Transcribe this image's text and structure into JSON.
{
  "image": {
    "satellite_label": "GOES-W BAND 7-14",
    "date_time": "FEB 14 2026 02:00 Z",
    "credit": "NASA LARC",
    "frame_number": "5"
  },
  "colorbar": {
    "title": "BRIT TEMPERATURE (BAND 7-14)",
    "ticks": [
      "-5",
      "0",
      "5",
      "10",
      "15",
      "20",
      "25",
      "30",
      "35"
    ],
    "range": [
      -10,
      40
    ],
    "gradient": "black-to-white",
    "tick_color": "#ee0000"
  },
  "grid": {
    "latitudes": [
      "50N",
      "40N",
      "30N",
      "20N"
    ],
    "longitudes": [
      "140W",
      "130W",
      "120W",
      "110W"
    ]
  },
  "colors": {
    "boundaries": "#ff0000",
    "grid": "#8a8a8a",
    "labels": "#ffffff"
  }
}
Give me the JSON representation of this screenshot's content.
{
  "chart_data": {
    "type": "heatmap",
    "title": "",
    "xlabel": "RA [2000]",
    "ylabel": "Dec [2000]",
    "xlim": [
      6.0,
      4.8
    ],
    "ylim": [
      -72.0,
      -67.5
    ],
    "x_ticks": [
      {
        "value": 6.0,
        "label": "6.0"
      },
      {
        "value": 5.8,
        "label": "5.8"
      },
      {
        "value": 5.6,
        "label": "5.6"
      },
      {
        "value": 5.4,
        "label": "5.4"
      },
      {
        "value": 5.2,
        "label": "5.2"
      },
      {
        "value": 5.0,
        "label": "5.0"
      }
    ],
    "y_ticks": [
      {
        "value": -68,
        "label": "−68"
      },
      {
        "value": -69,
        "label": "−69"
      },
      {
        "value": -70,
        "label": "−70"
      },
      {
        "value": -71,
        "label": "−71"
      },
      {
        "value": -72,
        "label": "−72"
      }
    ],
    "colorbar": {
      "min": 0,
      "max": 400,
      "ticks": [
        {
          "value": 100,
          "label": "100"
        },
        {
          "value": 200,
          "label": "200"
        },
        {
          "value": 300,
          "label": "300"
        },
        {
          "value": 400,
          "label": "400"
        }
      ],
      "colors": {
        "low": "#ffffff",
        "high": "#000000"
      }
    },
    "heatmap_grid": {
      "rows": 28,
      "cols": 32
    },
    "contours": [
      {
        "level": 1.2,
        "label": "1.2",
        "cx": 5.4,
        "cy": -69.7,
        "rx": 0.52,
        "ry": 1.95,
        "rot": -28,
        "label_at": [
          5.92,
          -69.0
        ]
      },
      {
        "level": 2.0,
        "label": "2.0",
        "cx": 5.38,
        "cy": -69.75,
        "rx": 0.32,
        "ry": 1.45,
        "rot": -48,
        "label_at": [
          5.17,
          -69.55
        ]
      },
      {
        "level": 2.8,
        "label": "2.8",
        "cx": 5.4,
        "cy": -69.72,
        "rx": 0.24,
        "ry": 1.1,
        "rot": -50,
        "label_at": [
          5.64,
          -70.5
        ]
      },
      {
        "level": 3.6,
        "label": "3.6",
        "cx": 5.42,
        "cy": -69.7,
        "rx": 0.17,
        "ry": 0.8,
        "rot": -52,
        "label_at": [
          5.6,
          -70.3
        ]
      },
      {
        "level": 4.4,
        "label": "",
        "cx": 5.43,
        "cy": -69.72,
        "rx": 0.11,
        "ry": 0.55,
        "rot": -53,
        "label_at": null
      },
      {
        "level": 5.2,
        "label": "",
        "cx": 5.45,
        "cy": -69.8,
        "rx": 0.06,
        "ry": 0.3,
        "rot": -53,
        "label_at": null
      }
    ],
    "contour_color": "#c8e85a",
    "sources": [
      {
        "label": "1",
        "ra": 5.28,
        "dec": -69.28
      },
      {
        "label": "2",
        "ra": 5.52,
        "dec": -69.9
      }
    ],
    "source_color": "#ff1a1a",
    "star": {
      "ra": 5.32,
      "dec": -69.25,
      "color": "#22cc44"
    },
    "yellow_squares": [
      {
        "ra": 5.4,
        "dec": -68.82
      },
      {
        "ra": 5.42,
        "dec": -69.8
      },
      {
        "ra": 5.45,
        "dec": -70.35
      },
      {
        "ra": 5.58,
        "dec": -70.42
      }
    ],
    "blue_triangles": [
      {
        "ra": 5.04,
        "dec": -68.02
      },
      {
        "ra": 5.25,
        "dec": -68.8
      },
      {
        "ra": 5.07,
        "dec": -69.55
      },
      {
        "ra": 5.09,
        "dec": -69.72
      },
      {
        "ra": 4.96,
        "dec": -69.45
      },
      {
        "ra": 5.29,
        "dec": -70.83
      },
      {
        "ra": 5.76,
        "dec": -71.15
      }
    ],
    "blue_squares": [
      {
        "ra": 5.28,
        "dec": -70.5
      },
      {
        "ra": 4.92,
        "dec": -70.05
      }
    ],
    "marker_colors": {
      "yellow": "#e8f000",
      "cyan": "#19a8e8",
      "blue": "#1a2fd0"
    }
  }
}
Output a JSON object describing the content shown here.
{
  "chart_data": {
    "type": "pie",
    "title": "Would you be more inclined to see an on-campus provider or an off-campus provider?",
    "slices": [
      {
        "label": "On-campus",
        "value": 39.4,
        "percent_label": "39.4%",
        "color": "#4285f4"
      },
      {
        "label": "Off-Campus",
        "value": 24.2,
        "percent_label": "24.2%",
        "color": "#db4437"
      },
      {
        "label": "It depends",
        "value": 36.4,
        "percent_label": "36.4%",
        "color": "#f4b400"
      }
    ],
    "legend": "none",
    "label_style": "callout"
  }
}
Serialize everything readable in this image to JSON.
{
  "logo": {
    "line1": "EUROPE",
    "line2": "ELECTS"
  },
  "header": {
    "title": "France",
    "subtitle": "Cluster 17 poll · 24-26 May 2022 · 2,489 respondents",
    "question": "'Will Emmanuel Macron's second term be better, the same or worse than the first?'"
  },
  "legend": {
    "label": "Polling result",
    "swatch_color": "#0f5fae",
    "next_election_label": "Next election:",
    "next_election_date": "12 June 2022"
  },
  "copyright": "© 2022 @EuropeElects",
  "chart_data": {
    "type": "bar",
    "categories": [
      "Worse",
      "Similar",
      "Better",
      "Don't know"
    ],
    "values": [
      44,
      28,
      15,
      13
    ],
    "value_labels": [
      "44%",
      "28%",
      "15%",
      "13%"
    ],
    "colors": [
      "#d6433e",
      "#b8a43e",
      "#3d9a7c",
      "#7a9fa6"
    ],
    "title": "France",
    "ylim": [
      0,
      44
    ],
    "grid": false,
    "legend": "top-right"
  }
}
========================
Challenge
Return each line of the data exactly as written above.

Output below
Transcribe this image's text and structure into JSON.
{
  "image": {
    "satellite_label": "GOES-W BAND 7-14",
    "date_time": "FEB 14 2026 02:00 Z",
    "credit": "NASA LARC",
    "frame_number": "5"
  },
  "colorbar": {
    "title": "BRIT TEMPERATURE (BAND 7-14)",
    "ticks": [
      "-5",
      "0",
      "5",
      "10",
      "15",
      "20",
      "25",
      "30",
      "35"
    ],
    "range": [
      -10,
      40
    ],
    "gradient": "black-to-white",
    "tick_color": "#ee0000"
  },
  "grid": {
    "latitudes": [
      "50N",
      "40N",
      "30N",
      "20N"
    ],
    "longitudes": [
      "140W",
      "130W",
      "120W",
      "110W"
    ]
  },
  "colors": {
    "boundaries": "#ff0000",
    "grid": "#8a8a8a",
    "labels": "#ffffff"
  }
}
Give me the JSON representation of this screenshot's content.
{
  "chart_data": {
    "type": "heatmap",
    "title": "",
    "xlabel": "RA [2000]",
    "ylabel": "Dec [2000]",
    "xlim": [
      6.0,
      4.8
    ],
    "ylim": [
      -72.0,
      -67.5
    ],
    "x_ticks": [
      {
        "value": 6.0,
        "label": "6.0"
      },
      {
        "value": 5.8,
        "label": "5.8"
      },
      {
        "value": 5.6,
        "label": "5.6"
      },
      {
        "value": 5.4,
        "label": "5.4"
      },
      {
        "value": 5.2,
        "label": "5.2"
      },
      {
        "value": 5.0,
        "label": "5.0"
      }
    ],
    "y_ticks": [
      {
        "value": -68,
        "label": "−68"
      },
      {
        "value": -69,
        "label": "−69"
      },
      {
        "value": -70,
        "label": "−70"
      },
      {
        "value": -71,
        "label": "−71"
      },
      {
        "value": -72,
        "label": "−72"
      }
    ],
    "colorbar": {
      "min": 0,
      "max": 400,
      "ticks": [
        {
          "value": 100,
          "label": "100"
        },
        {
          "value": 200,
          "label": "200"
        },
        {
          "value": 300,
          "label": "300"
        },
        {
          "value": 400,
          "label": "400"
        }
      ],
      "colors": {
        "low": "#ffffff",
        "high": "#000000"
      }
    },
    "heatmap_grid": {
      "rows": 28,
      "cols": 32
    },
    "contours": [
      {
        "level": 1.2,
        "label": "1.2",
        "cx": 5.4,
        "cy": -69.7,
        "rx": 0.52,
        "ry": 1.95,
        "rot": -28,
        "label_at": [
          5.92,
          -69.0
        ]
      },
      {
        "level": 2.0,
        "label": "2.0",
        "cx": 5.38,
        "cy": -69.75,
        "rx": 0.32,
        "ry": 1.45,
        "rot": -48,
        "label_at": [
          5.17,
          -69.55
        ]
      },
      {
        "level": 2.8,
        "label": "2.8",
        "cx": 5.4,
        "cy": -69.72,
        "rx": 0.24,
        "ry": 1.1,
        "rot": -50,
        "label_at": [
          5.64,
          -70.5
        ]
      },
      {
        "level": 3.6,
        "label": "3.6",
        "cx": 5.42,
        "cy": -69.7,
        "rx": 0.17,
        "ry": 0.8,
        "rot": -52,
        "label_at": [
          5.6,
          -70.3
        ]
      },
      {
        "level": 4.4,
        "label": "",
        "cx": 5.43,
        "cy": -69.72,
        "rx": 0.11,
        "ry": 0.55,
        "rot": -53,
        "label_at": null
      },
      {
        "level": 5.2,
        "label": "",
        "cx": 5.45,
        "cy": -69.8,
        "rx": 0.06,
        "ry": 0.3,
        "rot": -53,
        "label_at": null
      }
    ],
    "contour_color": "#c8e85a",
    "sources": [
      {
        "label": "1",
        "ra": 5.28,
        "dec": -69.28
      },
      {
        "label": "2",
        "ra": 5.52,
        "dec": -69.9
      }
    ],
    "source_color": "#ff1a1a",
    "star": {
      "ra": 5.32,
      "dec": -69.25,
      "color": "#22cc44"
    },
    "yellow_squares": [
      {
        "ra": 5.4,
        "dec": -68.82
      },
      {
        "ra": 5.42,
        "dec": -69.8
      },
      {
        "ra": 5.45,
        "dec": -70.35
      },
      {
        "ra": 5.58,
        "dec": -70.42
      }
    ],
    "blue_triangles": [
      {
        "ra": 5.04,
        "dec": -68.02
      },
      {
        "ra": 5.25,
        "dec": -68.8
      },
      {
        "ra": 5.07,
        "dec": -69.55
      },
      {
        "ra": 5.09,
        "dec": -69.72
      },
      {
        "ra": 4.96,
        "dec": -69.45
      },
      {
        "ra": 5.29,
        "dec": -70.83
      },
      {
        "ra": 5.76,
        "dec": -71.15
      }
    ],
    "blue_squares": [
      {
        "ra": 5.28,
        "dec": -70.5
      },
      {
        "ra": 4.92,
        "dec": -70.05
      }
    ],
    "marker_colors": {
      "yellow": "#e8f000",
      "cyan": "#19a8e8",
      "blue": "#1a2fd0"
    }
  }
}
Output a JSON object describing the content shown here.
{
  "chart_data": {
    "type": "pie",
    "title": "Would you be more inclined to see an on-campus provider or an off-campus provider?",
    "slices": [
      {
        "label": "On-campus",
        "value": 39.4,
        "percent_label": "39.4%",
        "color": "#4285f4"
      },
      {
        "label": "Off-Campus",
        "value": 24.2,
        "percent_label": "24.2%",
        "color": "#db4437"
      },
      {
        "label": "It depends",
        "value": 36.4,
        "percent_label": "36.4%",
        "color": "#f4b400"
      }
    ],
    "legend": "none",
    "label_style": "callout"
  }
}
Serialize everything readable in this image to JSON.
{
  "logo": {
    "line1": "EUROPE",
    "line2": "ELECTS"
  },
  "header": {
    "title": "France",
    "subtitle": "Cluster 17 poll · 24-26 May 2022 · 2,489 respondents",
    "question": "'Will Emmanuel Macron's second term be better, the same or worse than the first?'"
  },
  "legend": {
    "label": "Polling result",
    "swatch_color": "#0f5fae",
    "next_election_label": "Next election:",
    "next_election_date": "12 June 2022"
  },
  "copyright": "© 2022 @EuropeElects",
  "chart_data": {
    "type": "bar",
    "categories": [
      "Worse",
      "Similar",
      "Better",
      "Don't know"
    ],
    "values": [
      44,
      28,
      15,
      13
    ],
    "value_labels": [
      "44%",
      "28%",
      "15%",
      "13%"
    ],
    "colors": [
      "#d6433e",
      "#b8a43e",
      "#3d9a7c",
      "#7a9fa6"
    ],
    "title": "France",
    "ylim": [
      0,
      44
    ],
    "grid": false,
    "legend": "top-right"
  }
}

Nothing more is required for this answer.